→ **What needs to be done**
Pick out every line in the records below that contains the word "register", and copy each line in full. Case counts.

→ **Provided entries**
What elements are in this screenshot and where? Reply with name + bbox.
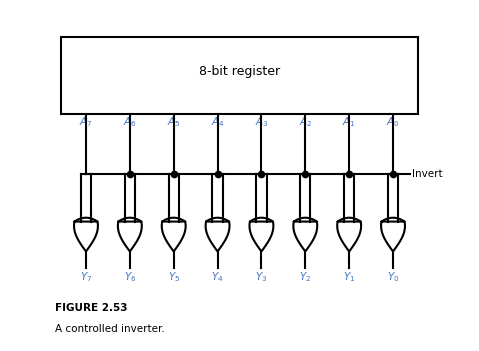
Text: $Y_{0}$: $Y_{0}$ [387,270,399,284]
Text: $Y_{4}$: $Y_{4}$ [211,270,224,284]
Text: Invert: Invert [412,168,443,179]
Text: $Y_{6}$: $Y_{6}$ [124,270,136,284]
Text: 8-bit register: 8-bit register [199,65,280,78]
Text: $A_{0}$: $A_{0}$ [386,115,400,130]
Text: $A_{5}$: $A_{5}$ [167,115,181,130]
Text: $Y_{7}$: $Y_{7}$ [80,270,92,284]
Text: FIGURE 2.53: FIGURE 2.53 [55,303,128,313]
Text: $A_{2}$: $A_{2}$ [298,115,312,130]
Text: $A_{4}$: $A_{4}$ [211,115,225,130]
Text: $A_{6}$: $A_{6}$ [123,115,137,130]
Text: A controlled inverter.: A controlled inverter. [55,324,165,334]
Text: $A_{1}$: $A_{1}$ [342,115,356,130]
Text: $Y_{1}$: $Y_{1}$ [343,270,355,284]
Text: $Y_{3}$: $Y_{3}$ [255,270,268,284]
Text: $Y_{2}$: $Y_{2}$ [299,270,311,284]
Text: $A_{3}$: $A_{3}$ [254,115,268,130]
Text: $A_{7}$: $A_{7}$ [79,115,93,130]
Text: $Y_{5}$: $Y_{5}$ [168,270,180,284]
Bar [61,37,418,114]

→ **Exercise output**
Text: 8-bit register: 8-bit register [199,65,280,78]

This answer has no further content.